Give every entry again, word for word.

**RECORDS PROVIDED**.
_____

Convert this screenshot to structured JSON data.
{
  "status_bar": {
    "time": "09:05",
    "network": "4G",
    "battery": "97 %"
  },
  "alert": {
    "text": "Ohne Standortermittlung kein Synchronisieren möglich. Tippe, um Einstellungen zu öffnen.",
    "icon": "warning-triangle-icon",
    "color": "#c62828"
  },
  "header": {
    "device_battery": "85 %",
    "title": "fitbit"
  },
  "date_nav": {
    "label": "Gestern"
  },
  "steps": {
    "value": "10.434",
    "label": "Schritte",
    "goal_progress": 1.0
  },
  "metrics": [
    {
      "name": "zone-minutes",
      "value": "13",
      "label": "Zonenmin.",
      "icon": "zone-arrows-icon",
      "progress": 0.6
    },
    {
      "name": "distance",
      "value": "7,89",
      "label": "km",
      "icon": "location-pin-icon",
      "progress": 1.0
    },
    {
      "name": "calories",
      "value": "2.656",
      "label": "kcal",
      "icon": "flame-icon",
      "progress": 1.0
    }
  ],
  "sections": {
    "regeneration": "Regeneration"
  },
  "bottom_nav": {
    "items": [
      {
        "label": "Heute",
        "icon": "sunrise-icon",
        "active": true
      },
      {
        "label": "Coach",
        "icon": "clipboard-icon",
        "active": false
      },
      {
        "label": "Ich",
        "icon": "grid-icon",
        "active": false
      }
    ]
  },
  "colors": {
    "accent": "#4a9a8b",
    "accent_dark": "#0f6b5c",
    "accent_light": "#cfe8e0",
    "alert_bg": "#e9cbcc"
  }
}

_____

**RESPONSE TO THE TASK**.
Convert this screenshot to structured JSON data.
{
  "status_bar": {
    "time": "09:05",
    "network": "4G",
    "battery": "97 %"
  },
  "alert": {
    "text": "Ohne Standortermittlung kein Synchronisieren möglich. Tippe, um Einstellungen zu öffnen.",
    "icon": "warning-triangle-icon",
    "color": "#c62828"
  },
  "header": {
    "device_battery": "85 %",
    "title": "fitbit"
  },
  "date_nav": {
    "label": "Gestern"
  },
  "steps": {
    "value": "10.434",
    "label": "Schritte",
    "goal_progress": 1.0
  },
  "metrics": [
    {
      "name": "zone-minutes",
      "value": "13",
      "label": "Zonenmin.",
      "icon": "zone-arrows-icon",
      "progress": 0.6
    },
    {
      "name": "distance",
      "value": "7,89",
      "label": "km",
      "icon": "location-pin-icon",
      "progress": 1.0
    },
    {
      "name": "calories",
      "value": "2.656",
      "label": "kcal",
      "icon": "flame-icon",
      "progress": 1.0
    }
  ],
  "sections": {
    "regeneration": "Regeneration"
  },
  "bottom_nav": {
    "items": [
      {
        "label": "Heute",
        "icon": "sunrise-icon",
        "active": true
      },
      {
        "label": "Coach",
        "icon": "clipboard-icon",
        "active": false
      },
      {
        "label": "Ich",
        "icon": "grid-icon",
        "active": false
      }
    ]
  },
  "colors": {
    "accent": "#4a9a8b",
    "accent_dark": "#0f6b5c",
    "accent_light": "#cfe8e0",
    "alert_bg": "#e9cbcc"
  }
}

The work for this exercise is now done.